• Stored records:
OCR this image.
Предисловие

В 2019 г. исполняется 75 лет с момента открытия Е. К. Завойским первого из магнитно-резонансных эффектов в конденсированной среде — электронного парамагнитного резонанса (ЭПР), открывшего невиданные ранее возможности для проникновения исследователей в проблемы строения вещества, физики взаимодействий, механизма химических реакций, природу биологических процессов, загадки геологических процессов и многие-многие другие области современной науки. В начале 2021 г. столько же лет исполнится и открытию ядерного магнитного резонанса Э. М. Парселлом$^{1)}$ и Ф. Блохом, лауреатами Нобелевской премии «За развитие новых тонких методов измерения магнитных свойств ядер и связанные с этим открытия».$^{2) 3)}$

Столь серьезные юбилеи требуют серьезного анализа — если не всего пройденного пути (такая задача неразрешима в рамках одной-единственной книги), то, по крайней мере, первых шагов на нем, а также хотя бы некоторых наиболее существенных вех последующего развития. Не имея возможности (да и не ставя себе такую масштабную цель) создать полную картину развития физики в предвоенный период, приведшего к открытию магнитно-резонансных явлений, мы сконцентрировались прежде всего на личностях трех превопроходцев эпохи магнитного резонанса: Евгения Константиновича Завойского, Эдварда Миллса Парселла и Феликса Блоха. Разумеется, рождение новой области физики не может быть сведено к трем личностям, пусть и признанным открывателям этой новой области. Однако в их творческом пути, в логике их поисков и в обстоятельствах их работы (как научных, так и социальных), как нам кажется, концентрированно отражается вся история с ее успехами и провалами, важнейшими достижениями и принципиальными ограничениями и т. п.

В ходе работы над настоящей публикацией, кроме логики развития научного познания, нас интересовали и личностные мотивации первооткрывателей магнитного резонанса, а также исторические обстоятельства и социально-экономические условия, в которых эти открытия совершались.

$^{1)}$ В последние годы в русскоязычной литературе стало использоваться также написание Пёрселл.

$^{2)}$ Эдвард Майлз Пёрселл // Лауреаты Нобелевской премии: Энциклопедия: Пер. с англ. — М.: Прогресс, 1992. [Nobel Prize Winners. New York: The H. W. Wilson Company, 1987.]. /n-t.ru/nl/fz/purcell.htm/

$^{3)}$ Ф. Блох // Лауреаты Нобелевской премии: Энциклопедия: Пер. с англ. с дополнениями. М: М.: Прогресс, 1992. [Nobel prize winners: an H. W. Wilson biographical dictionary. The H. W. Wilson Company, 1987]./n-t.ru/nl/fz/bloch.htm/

* * *

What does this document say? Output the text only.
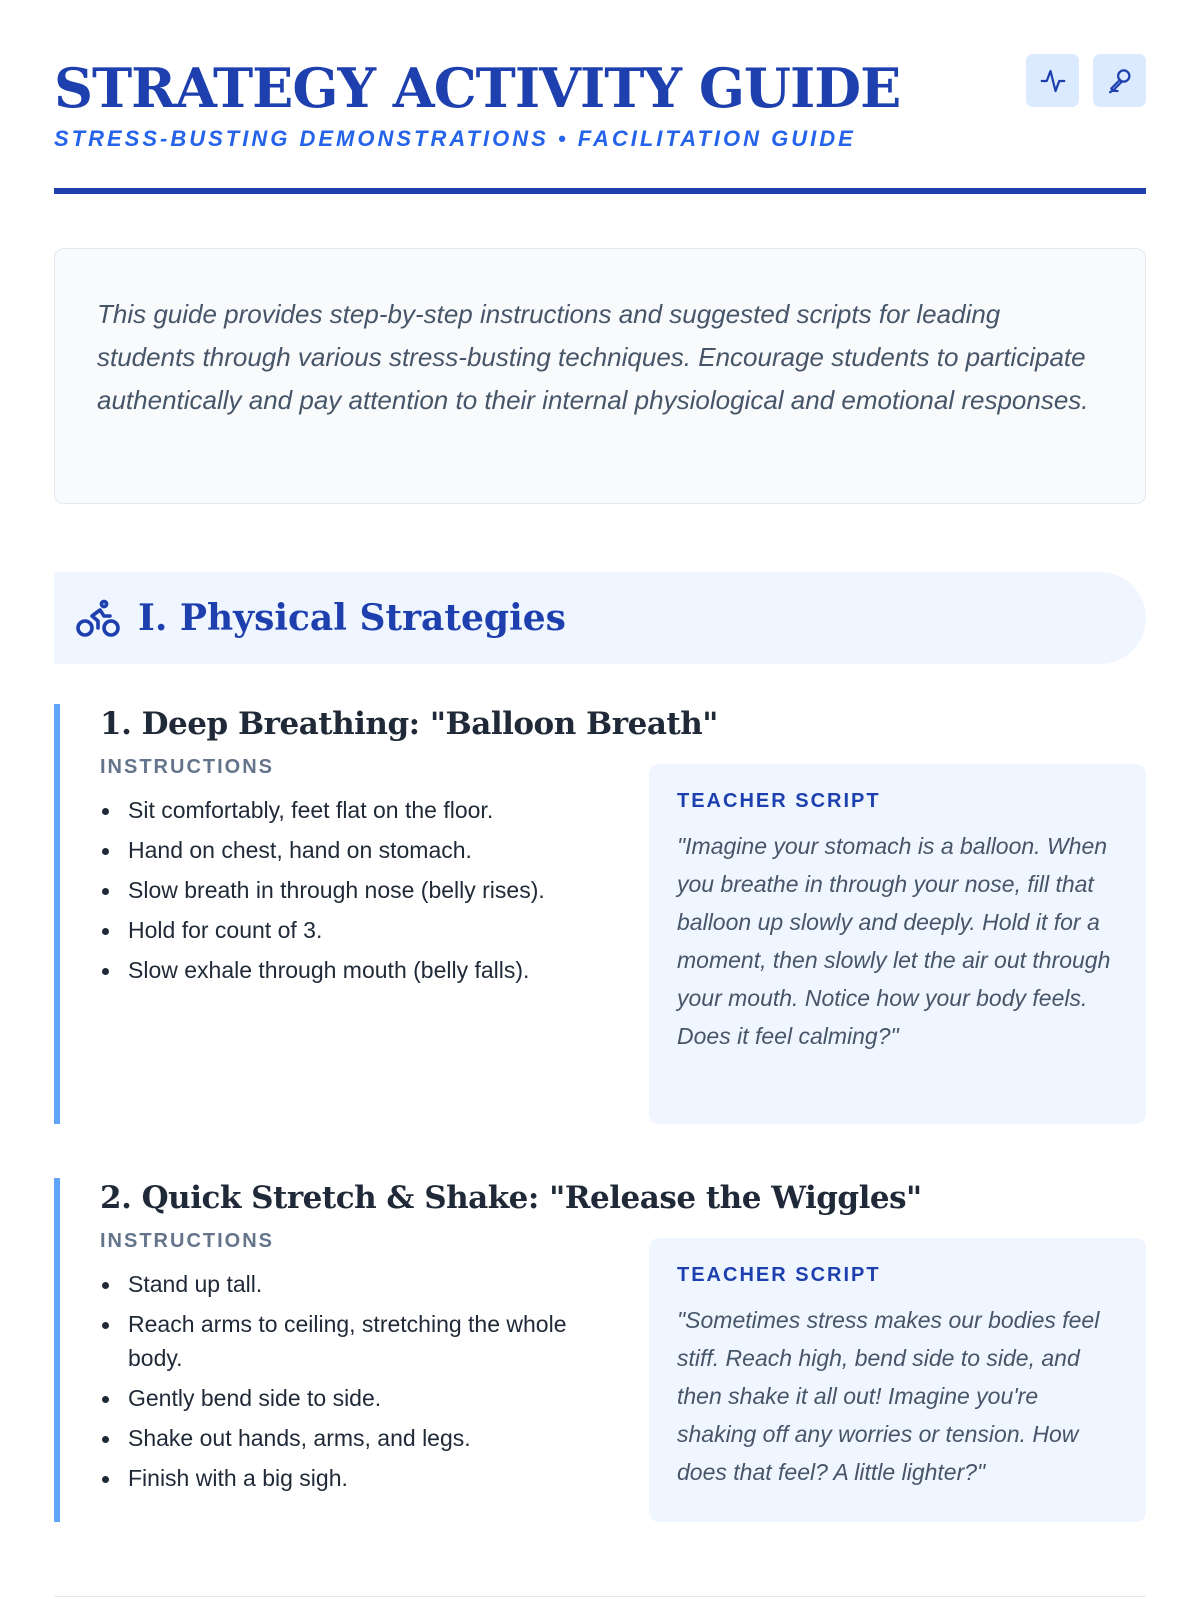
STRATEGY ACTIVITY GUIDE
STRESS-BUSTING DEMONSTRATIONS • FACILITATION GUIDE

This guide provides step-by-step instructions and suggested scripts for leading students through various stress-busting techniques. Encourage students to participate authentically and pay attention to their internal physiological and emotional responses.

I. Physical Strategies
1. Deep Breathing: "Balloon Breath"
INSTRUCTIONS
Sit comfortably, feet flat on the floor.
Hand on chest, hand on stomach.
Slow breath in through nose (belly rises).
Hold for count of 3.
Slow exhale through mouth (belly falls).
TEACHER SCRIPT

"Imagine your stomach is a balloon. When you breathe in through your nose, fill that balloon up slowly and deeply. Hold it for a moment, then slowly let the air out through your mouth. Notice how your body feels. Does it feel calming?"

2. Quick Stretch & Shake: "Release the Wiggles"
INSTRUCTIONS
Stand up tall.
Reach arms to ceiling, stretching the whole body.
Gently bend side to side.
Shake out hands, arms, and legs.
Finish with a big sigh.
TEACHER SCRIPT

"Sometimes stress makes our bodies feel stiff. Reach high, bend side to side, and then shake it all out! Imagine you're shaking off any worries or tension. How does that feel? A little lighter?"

---

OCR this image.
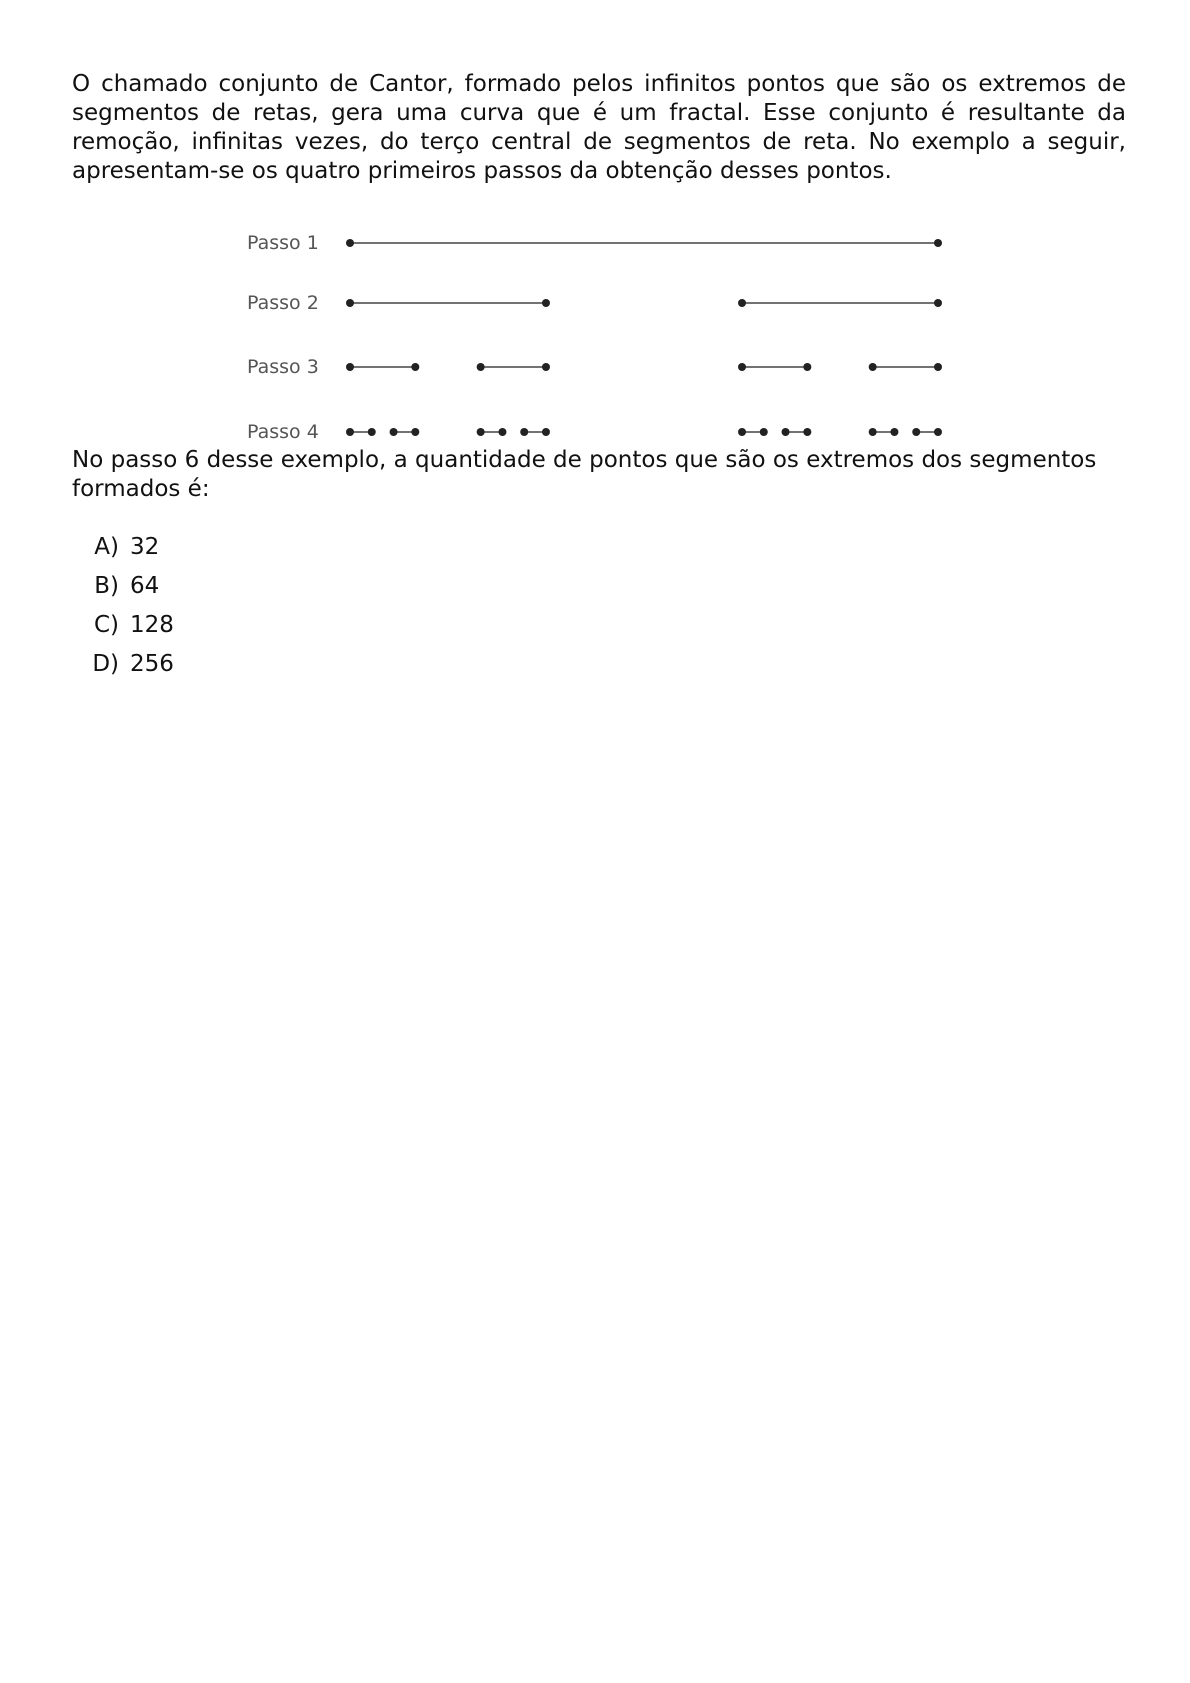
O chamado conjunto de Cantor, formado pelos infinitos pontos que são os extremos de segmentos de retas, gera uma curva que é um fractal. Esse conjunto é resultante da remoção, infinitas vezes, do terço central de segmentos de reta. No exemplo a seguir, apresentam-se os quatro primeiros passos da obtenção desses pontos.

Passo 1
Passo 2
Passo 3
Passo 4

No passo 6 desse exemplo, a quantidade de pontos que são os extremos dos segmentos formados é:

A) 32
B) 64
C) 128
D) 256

• TASK GOAL: Only lines with "Nobel" are wanted here; list each of them.

• SOLUTION FOR THIS TASK:
$^{2)}$ Эдвард Майлз Пёрселл // Лауреаты Нобелевской премии: Энциклопедия: Пер. с англ. — М.: Прогресс, 1992. [Nobel Prize Winners. New York: The H. W. Wilson Company, 1987.]. /n-t.ru/nl/fz/purcell.htm/
$^{3)}$ Ф. Блох // Лауреаты Нобелевской премии: Энциклопедия: Пер. с англ. с дополнениями. М: М.: Прогресс, 1992. [Nobel prize winners: an H. W. Wilson biographical dictionary. The H. W. Wilson Company, 1987]./n-t.ru/nl/fz/bloch.htm/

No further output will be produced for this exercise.